- DIRECTIONS: For each line that holds "text", copy the line out.
-- START SOURCE RECORDS --
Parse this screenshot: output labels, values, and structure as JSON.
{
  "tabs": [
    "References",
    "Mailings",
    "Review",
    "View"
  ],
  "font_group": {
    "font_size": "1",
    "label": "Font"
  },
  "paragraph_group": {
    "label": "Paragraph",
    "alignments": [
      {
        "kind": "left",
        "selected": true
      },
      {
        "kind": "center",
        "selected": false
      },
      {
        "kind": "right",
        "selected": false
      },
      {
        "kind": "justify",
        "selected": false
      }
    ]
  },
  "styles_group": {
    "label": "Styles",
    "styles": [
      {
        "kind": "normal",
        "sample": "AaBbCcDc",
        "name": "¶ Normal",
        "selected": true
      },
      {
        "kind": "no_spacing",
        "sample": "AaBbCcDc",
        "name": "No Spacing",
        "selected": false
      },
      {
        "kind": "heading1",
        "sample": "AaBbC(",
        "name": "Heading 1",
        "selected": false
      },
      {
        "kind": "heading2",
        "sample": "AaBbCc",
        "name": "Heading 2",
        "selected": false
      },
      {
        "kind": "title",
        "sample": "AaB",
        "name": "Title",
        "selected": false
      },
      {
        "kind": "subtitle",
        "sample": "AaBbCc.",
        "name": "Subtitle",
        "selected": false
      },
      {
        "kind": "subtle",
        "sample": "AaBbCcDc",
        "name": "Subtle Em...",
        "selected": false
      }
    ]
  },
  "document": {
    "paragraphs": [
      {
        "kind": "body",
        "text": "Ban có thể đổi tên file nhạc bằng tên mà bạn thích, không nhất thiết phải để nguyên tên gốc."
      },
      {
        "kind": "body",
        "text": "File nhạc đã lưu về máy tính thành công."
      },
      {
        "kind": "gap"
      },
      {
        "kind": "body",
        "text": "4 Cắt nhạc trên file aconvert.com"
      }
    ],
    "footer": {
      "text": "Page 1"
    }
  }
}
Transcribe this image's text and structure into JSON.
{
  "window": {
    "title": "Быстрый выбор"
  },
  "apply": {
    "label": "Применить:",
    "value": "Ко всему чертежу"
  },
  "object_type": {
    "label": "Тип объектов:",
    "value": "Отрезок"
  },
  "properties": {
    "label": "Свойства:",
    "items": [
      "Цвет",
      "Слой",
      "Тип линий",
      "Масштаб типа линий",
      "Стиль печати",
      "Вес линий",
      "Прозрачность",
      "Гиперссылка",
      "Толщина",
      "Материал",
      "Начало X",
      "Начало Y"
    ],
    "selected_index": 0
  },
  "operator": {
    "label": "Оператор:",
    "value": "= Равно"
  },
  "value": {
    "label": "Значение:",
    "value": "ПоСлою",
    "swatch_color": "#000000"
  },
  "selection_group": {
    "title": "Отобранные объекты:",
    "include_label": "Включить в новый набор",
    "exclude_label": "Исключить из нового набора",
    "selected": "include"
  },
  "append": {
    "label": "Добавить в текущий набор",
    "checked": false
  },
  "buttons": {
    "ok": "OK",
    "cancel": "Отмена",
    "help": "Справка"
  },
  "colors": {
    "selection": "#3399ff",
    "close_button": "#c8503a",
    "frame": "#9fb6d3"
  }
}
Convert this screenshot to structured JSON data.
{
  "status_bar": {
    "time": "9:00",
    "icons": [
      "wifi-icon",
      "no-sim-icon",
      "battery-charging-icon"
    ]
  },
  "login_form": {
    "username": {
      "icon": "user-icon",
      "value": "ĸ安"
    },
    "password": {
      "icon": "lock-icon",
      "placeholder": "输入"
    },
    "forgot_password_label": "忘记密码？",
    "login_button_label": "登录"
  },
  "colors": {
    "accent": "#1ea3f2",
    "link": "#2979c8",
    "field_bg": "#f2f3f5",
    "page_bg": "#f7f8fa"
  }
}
-- END SOURCE RECORDS --
- OUTPUT BELOW:
        "text": "Ban có thể đổi tên file nhạc bằng tên mà bạn thích, không nhất thiết phải để nguyên tên gốc."
        "text": "File nhạc đã lưu về máy tính thành công."
        "text": "4 Cắt nhạc trên file aconvert.com"
      "text": "Page 1"
Transcribe this image's text and structure into JSON.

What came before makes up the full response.